--- begin Input material ---
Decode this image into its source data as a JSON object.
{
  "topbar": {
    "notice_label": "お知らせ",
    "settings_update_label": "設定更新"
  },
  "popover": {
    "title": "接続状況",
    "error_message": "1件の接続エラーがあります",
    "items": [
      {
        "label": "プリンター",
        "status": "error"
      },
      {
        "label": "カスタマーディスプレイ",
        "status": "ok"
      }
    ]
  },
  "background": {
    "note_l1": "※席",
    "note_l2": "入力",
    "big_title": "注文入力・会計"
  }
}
--- end Input material ---
## Problem details
The whole listing above needs to be written out again exactly.

## Written response
Decode this image into its source data as a JSON object.
{
  "topbar": {
    "notice_label": "お知らせ",
    "settings_update_label": "設定更新"
  },
  "popover": {
    "title": "接続状況",
    "error_message": "1件の接続エラーがあります",
    "items": [
      {
        "label": "プリンター",
        "status": "error"
      },
      {
        "label": "カスタマーディスプレイ",
        "status": "ok"
      }
    ]
  },
  "background": {
    "note_l1": "※席",
    "note_l2": "入力",
    "big_title": "注文入力・会計"
  }
}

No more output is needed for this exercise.